# RECORDS TO PROCESS start

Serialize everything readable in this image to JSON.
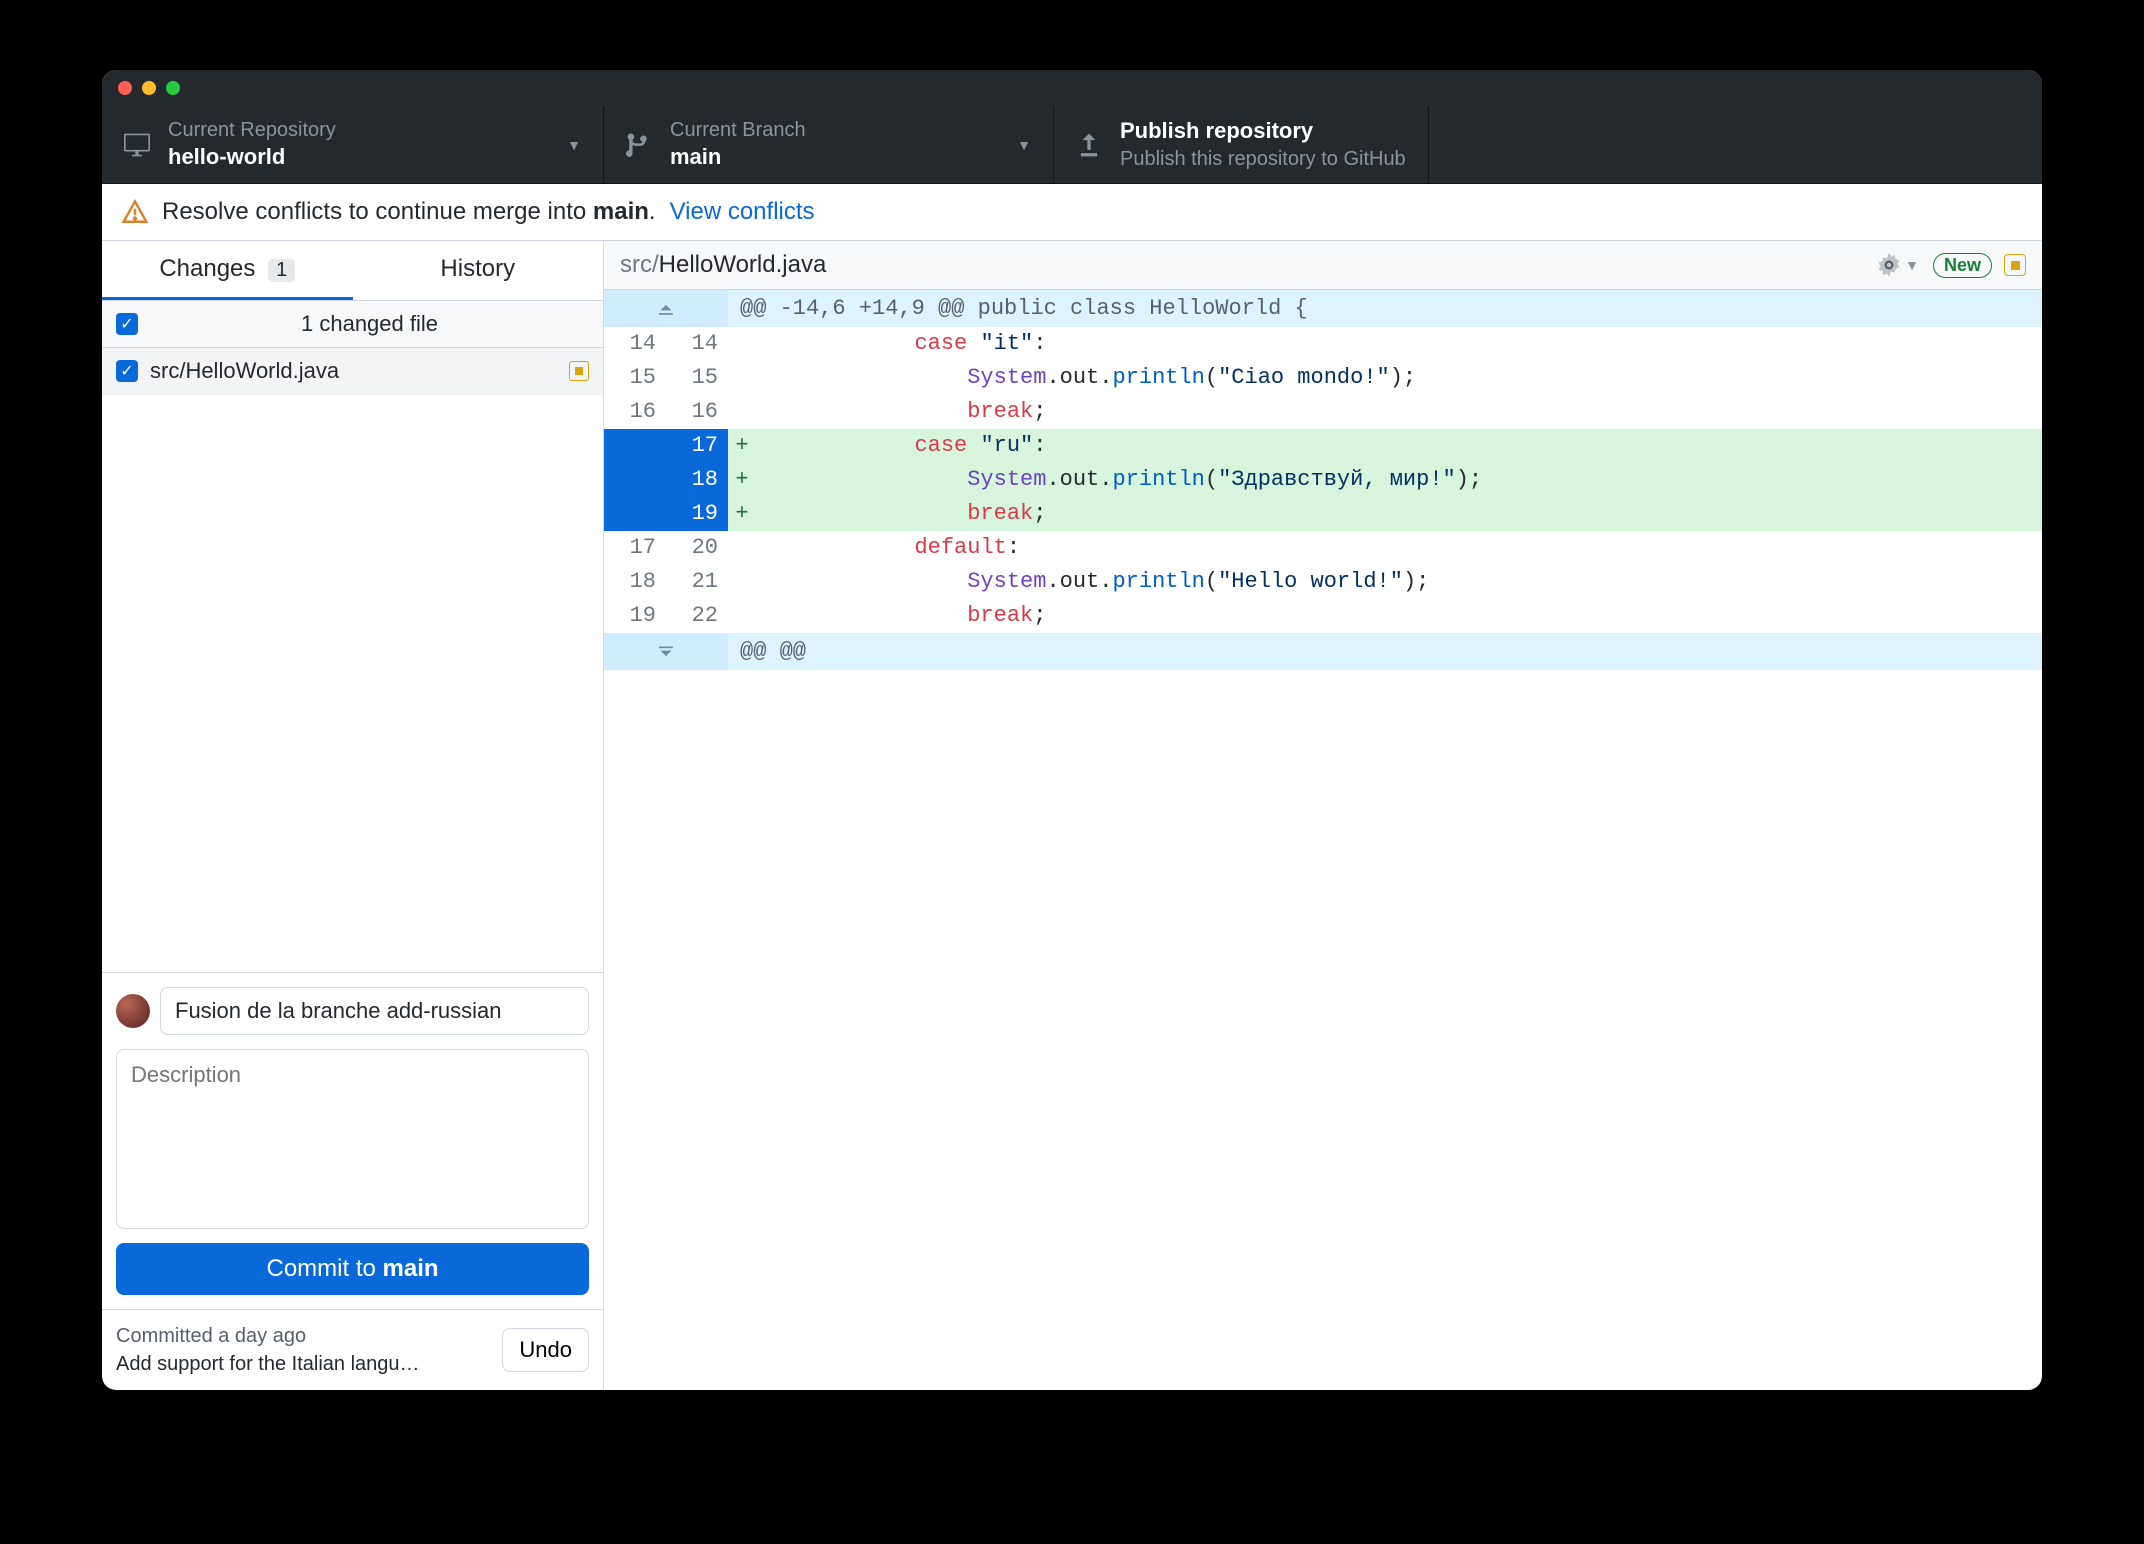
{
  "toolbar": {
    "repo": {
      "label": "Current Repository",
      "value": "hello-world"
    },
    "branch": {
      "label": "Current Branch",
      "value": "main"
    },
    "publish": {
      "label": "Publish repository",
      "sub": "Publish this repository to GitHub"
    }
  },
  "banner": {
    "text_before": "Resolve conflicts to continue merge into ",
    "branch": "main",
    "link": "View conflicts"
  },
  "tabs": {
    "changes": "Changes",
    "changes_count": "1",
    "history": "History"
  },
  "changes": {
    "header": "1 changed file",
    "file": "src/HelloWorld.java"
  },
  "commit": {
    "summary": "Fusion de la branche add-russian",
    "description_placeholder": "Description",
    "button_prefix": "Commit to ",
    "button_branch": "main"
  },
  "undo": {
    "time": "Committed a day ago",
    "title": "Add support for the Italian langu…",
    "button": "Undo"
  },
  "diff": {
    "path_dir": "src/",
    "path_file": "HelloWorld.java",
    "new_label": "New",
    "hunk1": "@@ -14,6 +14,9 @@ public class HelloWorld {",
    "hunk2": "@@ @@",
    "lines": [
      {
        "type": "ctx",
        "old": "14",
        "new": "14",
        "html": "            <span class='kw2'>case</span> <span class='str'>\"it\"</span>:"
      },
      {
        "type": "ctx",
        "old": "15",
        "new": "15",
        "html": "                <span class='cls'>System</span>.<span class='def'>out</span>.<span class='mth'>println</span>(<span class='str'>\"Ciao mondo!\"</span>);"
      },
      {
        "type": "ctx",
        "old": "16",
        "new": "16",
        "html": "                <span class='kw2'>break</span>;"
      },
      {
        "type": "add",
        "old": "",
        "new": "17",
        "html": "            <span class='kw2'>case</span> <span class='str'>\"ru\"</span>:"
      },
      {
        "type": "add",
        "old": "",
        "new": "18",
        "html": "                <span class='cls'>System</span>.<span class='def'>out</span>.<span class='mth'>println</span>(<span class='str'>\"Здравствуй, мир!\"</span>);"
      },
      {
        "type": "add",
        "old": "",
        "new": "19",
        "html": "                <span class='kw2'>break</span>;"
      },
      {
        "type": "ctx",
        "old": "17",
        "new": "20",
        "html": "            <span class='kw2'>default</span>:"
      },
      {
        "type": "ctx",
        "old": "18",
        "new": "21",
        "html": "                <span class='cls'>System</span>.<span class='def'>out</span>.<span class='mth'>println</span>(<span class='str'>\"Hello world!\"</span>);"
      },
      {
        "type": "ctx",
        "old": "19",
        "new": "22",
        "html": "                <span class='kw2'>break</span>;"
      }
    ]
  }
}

# RECORDS TO PROCESS end

Transcribe every line in the entries above, taking out only the images.

- _FINISHED ANSWER_
Serialize everything readable in this image to JSON.
{
  "toolbar": {
    "repo": {
      "label": "Current Repository",
      "value": "hello-world"
    },
    "branch": {
      "label": "Current Branch",
      "value": "main"
    },
    "publish": {
      "label": "Publish repository",
      "sub": "Publish this repository to GitHub"
    }
  },
  "banner": {
    "text_before": "Resolve conflicts to continue merge into ",
    "branch": "main",
    "link": "View conflicts"
  },
  "tabs": {
    "changes": "Changes",
    "changes_count": "1",
    "history": "History"
  },
  "changes": {
    "header": "1 changed file",
    "file": "src/HelloWorld.java"
  },
  "commit": {
    "summary": "Fusion de la branche add-russian",
    "description_placeholder": "Description",
    "button_prefix": "Commit to ",
    "button_branch": "main"
  },
  "undo": {
    "time": "Committed a day ago",
    "title": "Add support for the Italian langu…",
    "button": "Undo"
  },
  "diff": {
    "path_dir": "src/",
    "path_file": "HelloWorld.java",
    "new_label": "New",
    "hunk1": "@@ -14,6 +14,9 @@ public class HelloWorld {",
    "hunk2": "@@ @@",
    "lines": [
      {
        "type": "ctx",
        "old": "14",
        "new": "14",
        "html": "            <span class='kw2'>case</span> <span class='str'>\"it\"</span>:"
      },
      {
        "type": "ctx",
        "old": "15",
        "new": "15",
        "html": "                <span class='cls'>System</span>.<span class='def'>out</span>.<span class='mth'>println</span>(<span class='str'>\"Ciao mondo!\"</span>);"
      },
      {
        "type": "ctx",
        "old": "16",
        "new": "16",
        "html": "                <span class='kw2'>break</span>;"
      },
      {
        "type": "add",
        "old": "",
        "new": "17",
        "html": "            <span class='kw2'>case</span> <span class='str'>\"ru\"</span>:"
      },
      {
        "type": "add",
        "old": "",
        "new": "18",
        "html": "                <span class='cls'>System</span>.<span class='def'>out</span>.<span class='mth'>println</span>(<span class='str'>\"Здравствуй, мир!\"</span>);"
      },
      {
        "type": "add",
        "old": "",
        "new": "19",
        "html": "                <span class='kw2'>break</span>;"
      },
      {
        "type": "ctx",
        "old": "17",
        "new": "20",
        "html": "            <span class='kw2'>default</span>:"
      },
      {
        "type": "ctx",
        "old": "18",
        "new": "21",
        "html": "                <span class='cls'>System</span>.<span class='def'>out</span>.<span class='mth'>println</span>(<span class='str'>\"Hello world!\"</span>);"
      },
      {
        "type": "ctx",
        "old": "19",
        "new": "22",
        "html": "                <span class='kw2'>break</span>;"
      }
    ]
  }
}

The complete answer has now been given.